Stated problem
Report the number of lines in these entries that contain "grey". Write only the number.

— Start Information supplied —

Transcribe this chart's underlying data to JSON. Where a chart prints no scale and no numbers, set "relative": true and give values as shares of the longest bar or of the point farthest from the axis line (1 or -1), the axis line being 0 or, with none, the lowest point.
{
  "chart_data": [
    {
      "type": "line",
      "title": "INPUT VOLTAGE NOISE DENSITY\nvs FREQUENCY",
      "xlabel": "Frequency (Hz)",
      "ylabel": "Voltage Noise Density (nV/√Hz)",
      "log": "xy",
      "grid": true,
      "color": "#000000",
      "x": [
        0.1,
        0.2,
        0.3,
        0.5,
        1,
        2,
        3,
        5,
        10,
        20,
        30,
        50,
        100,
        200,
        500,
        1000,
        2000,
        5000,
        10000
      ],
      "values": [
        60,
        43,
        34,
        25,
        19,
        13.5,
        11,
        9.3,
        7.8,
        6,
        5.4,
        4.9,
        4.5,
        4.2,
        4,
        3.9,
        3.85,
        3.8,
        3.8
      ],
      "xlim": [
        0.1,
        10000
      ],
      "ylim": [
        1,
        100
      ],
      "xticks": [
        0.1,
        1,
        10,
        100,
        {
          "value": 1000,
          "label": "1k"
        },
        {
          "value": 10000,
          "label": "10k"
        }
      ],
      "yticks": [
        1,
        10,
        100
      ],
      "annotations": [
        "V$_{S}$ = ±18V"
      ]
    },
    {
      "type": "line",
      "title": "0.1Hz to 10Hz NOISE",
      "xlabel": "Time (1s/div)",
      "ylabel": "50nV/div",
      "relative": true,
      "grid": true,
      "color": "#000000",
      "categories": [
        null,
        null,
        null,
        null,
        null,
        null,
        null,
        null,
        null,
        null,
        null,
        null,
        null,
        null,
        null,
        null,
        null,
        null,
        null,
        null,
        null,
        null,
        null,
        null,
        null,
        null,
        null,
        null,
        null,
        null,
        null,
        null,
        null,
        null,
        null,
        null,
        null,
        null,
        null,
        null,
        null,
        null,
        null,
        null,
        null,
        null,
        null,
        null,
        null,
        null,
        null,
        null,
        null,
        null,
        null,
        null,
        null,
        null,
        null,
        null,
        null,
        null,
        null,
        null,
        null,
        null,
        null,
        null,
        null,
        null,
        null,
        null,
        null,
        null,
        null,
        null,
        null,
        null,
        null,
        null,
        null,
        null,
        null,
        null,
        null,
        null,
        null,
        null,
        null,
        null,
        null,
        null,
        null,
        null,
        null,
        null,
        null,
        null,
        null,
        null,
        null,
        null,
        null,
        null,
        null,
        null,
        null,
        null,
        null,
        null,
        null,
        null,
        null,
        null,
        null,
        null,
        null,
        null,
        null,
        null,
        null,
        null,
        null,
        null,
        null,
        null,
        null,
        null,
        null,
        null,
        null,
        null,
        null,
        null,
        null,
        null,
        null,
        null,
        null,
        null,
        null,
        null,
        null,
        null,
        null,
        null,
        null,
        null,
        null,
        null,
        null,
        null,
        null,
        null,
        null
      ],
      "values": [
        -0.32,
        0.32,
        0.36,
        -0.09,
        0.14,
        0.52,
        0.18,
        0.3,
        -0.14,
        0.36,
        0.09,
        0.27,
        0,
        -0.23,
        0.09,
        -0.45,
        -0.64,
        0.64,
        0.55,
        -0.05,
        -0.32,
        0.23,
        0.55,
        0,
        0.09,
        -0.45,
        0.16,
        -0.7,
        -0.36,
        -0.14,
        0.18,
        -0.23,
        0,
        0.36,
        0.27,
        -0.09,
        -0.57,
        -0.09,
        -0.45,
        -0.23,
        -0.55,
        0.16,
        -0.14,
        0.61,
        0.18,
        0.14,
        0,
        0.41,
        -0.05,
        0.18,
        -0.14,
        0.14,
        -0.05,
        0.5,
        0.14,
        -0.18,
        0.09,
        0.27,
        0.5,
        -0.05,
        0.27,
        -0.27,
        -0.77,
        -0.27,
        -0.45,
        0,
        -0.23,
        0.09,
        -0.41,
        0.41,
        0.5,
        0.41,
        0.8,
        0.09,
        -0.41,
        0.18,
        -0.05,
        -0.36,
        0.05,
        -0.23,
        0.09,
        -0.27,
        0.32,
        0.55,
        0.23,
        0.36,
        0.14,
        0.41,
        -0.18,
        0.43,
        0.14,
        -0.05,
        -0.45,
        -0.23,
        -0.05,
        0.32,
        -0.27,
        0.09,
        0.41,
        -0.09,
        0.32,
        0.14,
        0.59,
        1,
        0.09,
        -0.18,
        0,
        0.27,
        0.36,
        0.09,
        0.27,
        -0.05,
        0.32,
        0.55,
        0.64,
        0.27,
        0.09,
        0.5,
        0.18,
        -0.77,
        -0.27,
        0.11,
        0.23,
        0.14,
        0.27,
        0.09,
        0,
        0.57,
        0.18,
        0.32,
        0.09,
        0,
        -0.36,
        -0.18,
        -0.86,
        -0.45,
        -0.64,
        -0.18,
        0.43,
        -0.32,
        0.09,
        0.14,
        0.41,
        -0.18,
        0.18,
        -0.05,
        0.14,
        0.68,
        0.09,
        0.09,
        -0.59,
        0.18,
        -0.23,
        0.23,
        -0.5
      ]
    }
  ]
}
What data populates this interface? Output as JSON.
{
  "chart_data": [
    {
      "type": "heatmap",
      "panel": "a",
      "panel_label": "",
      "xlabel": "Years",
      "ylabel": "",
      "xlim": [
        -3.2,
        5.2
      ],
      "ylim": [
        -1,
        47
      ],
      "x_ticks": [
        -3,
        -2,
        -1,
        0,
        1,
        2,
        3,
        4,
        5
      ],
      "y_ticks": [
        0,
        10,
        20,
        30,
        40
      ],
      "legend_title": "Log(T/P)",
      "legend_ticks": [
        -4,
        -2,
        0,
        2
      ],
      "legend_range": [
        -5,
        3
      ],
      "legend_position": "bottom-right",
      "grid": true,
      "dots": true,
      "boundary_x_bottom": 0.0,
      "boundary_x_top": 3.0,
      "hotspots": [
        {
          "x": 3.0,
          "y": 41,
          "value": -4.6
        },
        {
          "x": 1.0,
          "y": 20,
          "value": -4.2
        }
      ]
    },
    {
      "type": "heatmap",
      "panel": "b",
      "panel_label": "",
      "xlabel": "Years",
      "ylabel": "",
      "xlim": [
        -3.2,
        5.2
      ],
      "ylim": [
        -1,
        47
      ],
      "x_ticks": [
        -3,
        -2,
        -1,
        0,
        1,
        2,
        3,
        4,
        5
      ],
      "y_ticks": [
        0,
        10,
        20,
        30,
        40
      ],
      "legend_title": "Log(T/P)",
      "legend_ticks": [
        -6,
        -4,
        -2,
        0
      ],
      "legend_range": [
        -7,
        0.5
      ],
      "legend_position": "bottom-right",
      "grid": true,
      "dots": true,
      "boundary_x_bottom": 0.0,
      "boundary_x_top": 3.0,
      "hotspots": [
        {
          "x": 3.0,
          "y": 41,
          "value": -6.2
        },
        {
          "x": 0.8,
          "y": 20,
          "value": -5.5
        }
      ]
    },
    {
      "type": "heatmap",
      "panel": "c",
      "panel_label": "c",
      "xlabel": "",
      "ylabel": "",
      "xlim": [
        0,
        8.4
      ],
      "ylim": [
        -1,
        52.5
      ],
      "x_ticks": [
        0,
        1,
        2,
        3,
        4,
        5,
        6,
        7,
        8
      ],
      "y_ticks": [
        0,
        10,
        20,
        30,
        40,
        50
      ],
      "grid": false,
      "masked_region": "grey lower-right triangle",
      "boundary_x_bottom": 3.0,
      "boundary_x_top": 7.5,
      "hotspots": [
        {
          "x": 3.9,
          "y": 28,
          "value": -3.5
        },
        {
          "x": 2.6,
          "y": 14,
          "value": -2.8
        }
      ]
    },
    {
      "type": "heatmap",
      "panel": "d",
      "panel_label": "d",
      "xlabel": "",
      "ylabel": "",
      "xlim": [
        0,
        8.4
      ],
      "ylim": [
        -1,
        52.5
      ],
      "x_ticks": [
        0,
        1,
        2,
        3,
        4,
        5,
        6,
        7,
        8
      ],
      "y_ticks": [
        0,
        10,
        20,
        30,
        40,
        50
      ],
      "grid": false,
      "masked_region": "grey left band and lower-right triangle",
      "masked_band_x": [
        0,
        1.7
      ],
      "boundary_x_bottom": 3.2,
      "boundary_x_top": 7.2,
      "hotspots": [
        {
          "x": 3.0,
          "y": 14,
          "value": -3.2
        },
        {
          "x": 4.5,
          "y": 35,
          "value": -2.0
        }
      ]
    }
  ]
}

— End Information supplied —

Expected answer
2